**** INPUT ROWS

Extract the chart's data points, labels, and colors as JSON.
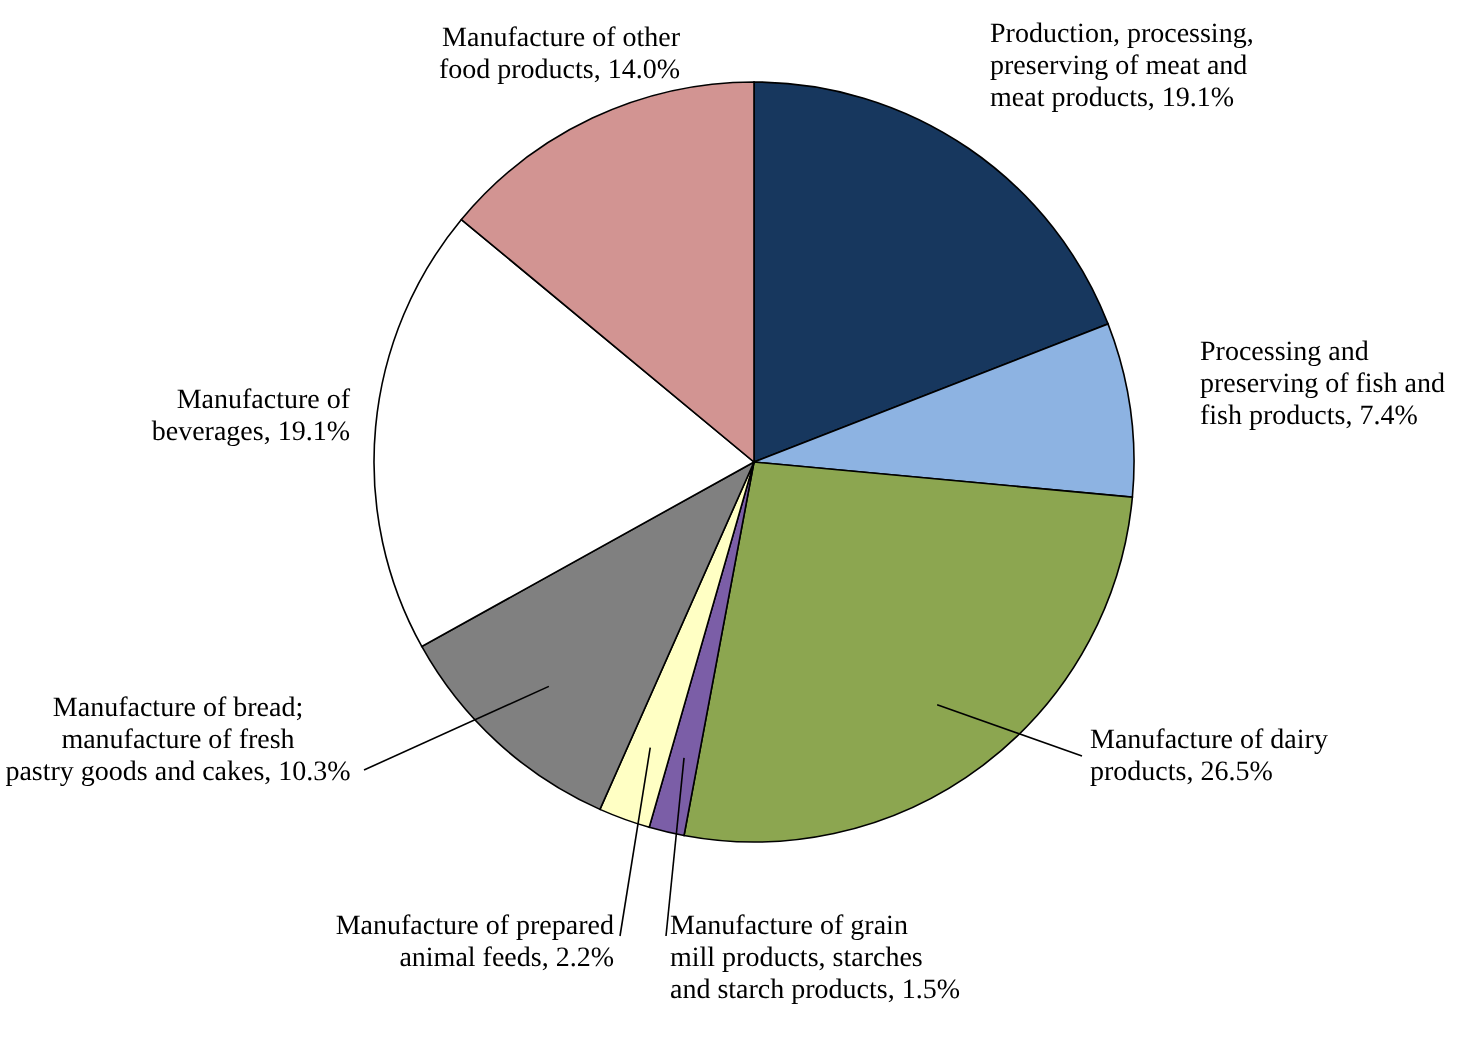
{
  "chart_data": {
    "type": "pie",
    "categories": [
      "Production, processing, preserving of meat and meat products",
      "Processing and preserving of fish and fish products",
      "Manufacture of dairy products",
      "Manufacture of grain mill products, starches and starch products",
      "Manufacture of prepared animal feeds",
      "Manufacture of bread; manufacture of fresh pastry goods and cakes",
      "Manufacture of beverages",
      "Manufacture of other food products"
    ],
    "values": [
      19.1,
      7.4,
      26.5,
      1.5,
      2.2,
      10.3,
      19.1,
      14.0
    ],
    "value_labels": [
      "19.1%",
      "7.4%",
      "26.5%",
      "1.5%",
      "2.2%",
      "10.3%",
      "19.1%",
      "14.0%"
    ],
    "colors": [
      "#17375e",
      "#8db3e2",
      "#8ca650",
      "#7b5ea7",
      "#ffffc4",
      "#808080",
      "#ffffff",
      "#d29492"
    ]
  }
}
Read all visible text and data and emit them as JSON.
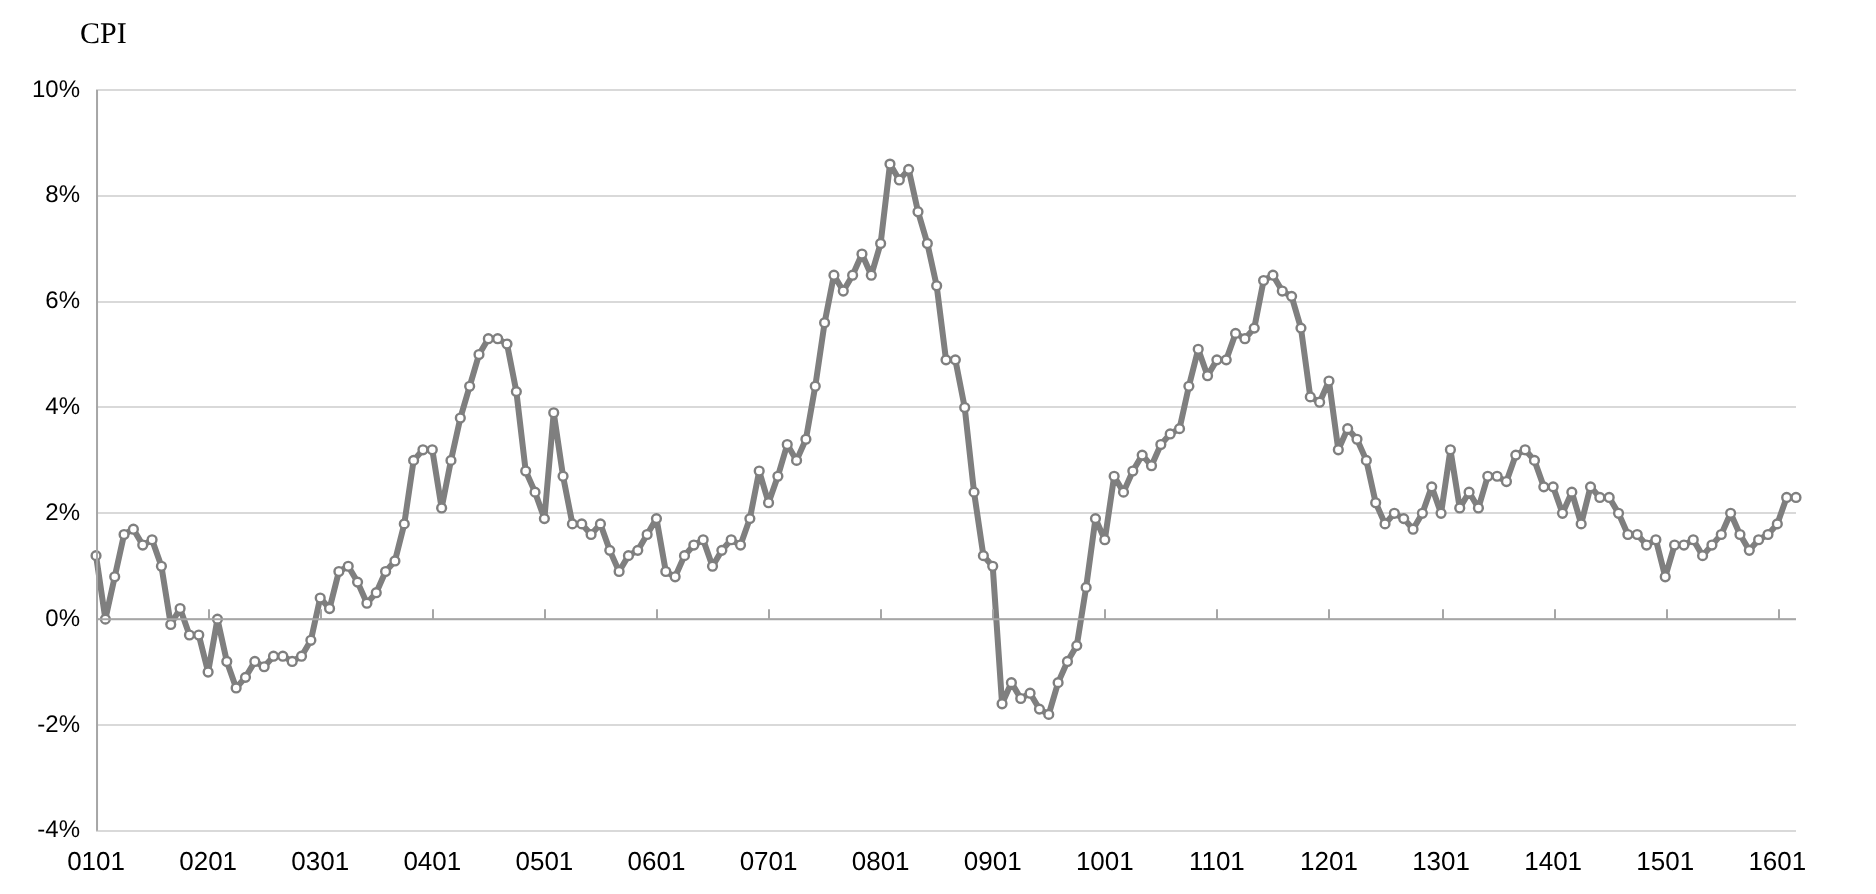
{
  "chart_data": {
    "type": "line",
    "ylabel": "CPI",
    "categories": [
      "0101",
      null,
      null,
      null,
      null,
      null,
      null,
      null,
      null,
      null,
      null,
      null,
      "0201",
      null,
      null,
      null,
      null,
      null,
      null,
      null,
      null,
      null,
      null,
      null,
      "0301",
      null,
      null,
      null,
      null,
      null,
      null,
      null,
      null,
      null,
      null,
      null,
      "0401",
      null,
      null,
      null,
      null,
      null,
      null,
      null,
      null,
      null,
      null,
      null,
      "0501",
      null,
      null,
      null,
      null,
      null,
      null,
      null,
      null,
      null,
      null,
      null,
      "0601",
      null,
      null,
      null,
      null,
      null,
      null,
      null,
      null,
      null,
      null,
      null,
      "0701",
      null,
      null,
      null,
      null,
      null,
      null,
      null,
      null,
      null,
      null,
      null,
      "0801",
      null,
      null,
      null,
      null,
      null,
      null,
      null,
      null,
      null,
      null,
      null,
      "0901",
      null,
      null,
      null,
      null,
      null,
      null,
      null,
      null,
      null,
      null,
      null,
      "1001",
      null,
      null,
      null,
      null,
      null,
      null,
      null,
      null,
      null,
      null,
      null,
      "1101",
      null,
      null,
      null,
      null,
      null,
      null,
      null,
      null,
      null,
      null,
      null,
      "1201",
      null,
      null,
      null,
      null,
      null,
      null,
      null,
      null,
      null,
      null,
      null,
      "1301",
      null,
      null,
      null,
      null,
      null,
      null,
      null,
      null,
      null,
      null,
      null,
      "1401",
      null,
      null,
      null,
      null,
      null,
      null,
      null,
      null,
      null,
      null,
      null,
      "1501",
      null,
      null,
      null,
      null,
      null,
      null,
      null,
      null,
      null,
      null,
      null,
      "1601",
      null,
      null
    ],
    "series": [
      {
        "color": "#7f7f7f",
        "values": [
          1.2,
          0.0,
          0.8,
          1.6,
          1.7,
          1.4,
          1.5,
          1.0,
          -0.1,
          0.2,
          -0.3,
          -0.3,
          -1.0,
          0.0,
          -0.8,
          -1.3,
          -1.1,
          -0.8,
          -0.9,
          -0.7,
          -0.7,
          -0.8,
          -0.7,
          -0.4,
          0.4,
          0.2,
          0.9,
          1.0,
          0.7,
          0.3,
          0.5,
          0.9,
          1.1,
          1.8,
          3.0,
          3.2,
          3.2,
          2.1,
          3.0,
          3.8,
          4.4,
          5.0,
          5.3,
          5.3,
          5.2,
          4.3,
          2.8,
          2.4,
          1.9,
          3.9,
          2.7,
          1.8,
          1.8,
          1.6,
          1.8,
          1.3,
          0.9,
          1.2,
          1.3,
          1.6,
          1.9,
          0.9,
          0.8,
          1.2,
          1.4,
          1.5,
          1.0,
          1.3,
          1.5,
          1.4,
          1.9,
          2.8,
          2.2,
          2.7,
          3.3,
          3.0,
          3.4,
          4.4,
          5.6,
          6.5,
          6.2,
          6.5,
          6.9,
          6.5,
          7.1,
          8.6,
          8.3,
          8.5,
          7.7,
          7.1,
          6.3,
          4.9,
          4.9,
          4.0,
          2.4,
          1.2,
          1.0,
          -1.6,
          -1.2,
          -1.5,
          -1.4,
          -1.7,
          -1.8,
          -1.2,
          -0.8,
          -0.5,
          0.6,
          1.9,
          1.5,
          2.7,
          2.4,
          2.8,
          3.1,
          2.9,
          3.3,
          3.5,
          3.6,
          4.4,
          5.1,
          4.6,
          4.9,
          4.9,
          5.4,
          5.3,
          5.5,
          6.4,
          6.5,
          6.2,
          6.1,
          5.5,
          4.2,
          4.1,
          4.5,
          3.2,
          3.6,
          3.4,
          3.0,
          2.2,
          1.8,
          2.0,
          1.9,
          1.7,
          2.0,
          2.5,
          2.0,
          3.2,
          2.1,
          2.4,
          2.1,
          2.7,
          2.7,
          2.6,
          3.1,
          3.2,
          3.0,
          2.5,
          2.5,
          2.0,
          2.4,
          1.8,
          2.5,
          2.3,
          2.3,
          2.0,
          1.6,
          1.6,
          1.4,
          1.5,
          0.8,
          1.4,
          1.4,
          1.5,
          1.2,
          1.4,
          1.6,
          2.0,
          1.6,
          1.3,
          1.5,
          1.6,
          1.8,
          2.3,
          2.3
        ]
      }
    ],
    "ylim": [
      -4,
      10
    ],
    "yticks": [
      {
        "value": -4,
        "label": "-4%"
      },
      {
        "value": -2,
        "label": "-2%"
      },
      {
        "value": 0,
        "label": "0%"
      },
      {
        "value": 2,
        "label": "2%"
      },
      {
        "value": 4,
        "label": "4%"
      },
      {
        "value": 6,
        "label": "6%"
      },
      {
        "value": 8,
        "label": "8%"
      },
      {
        "value": 10,
        "label": "10%"
      }
    ],
    "grid": "y",
    "legend": false,
    "marker": "circle",
    "line_style": "solid"
  }
}
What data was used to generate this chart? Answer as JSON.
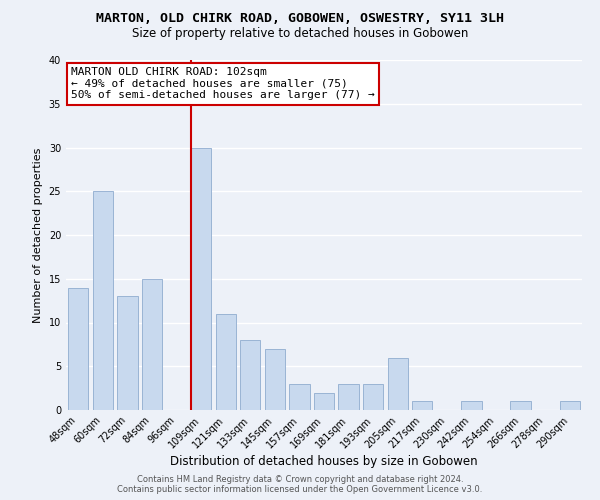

********

■ THE EXERCISE
From the entries above, list each line with "colors" in it.

■ TASK ANSWER
Extract the chart's data points, labels, and colors as JSON.
    "colors": [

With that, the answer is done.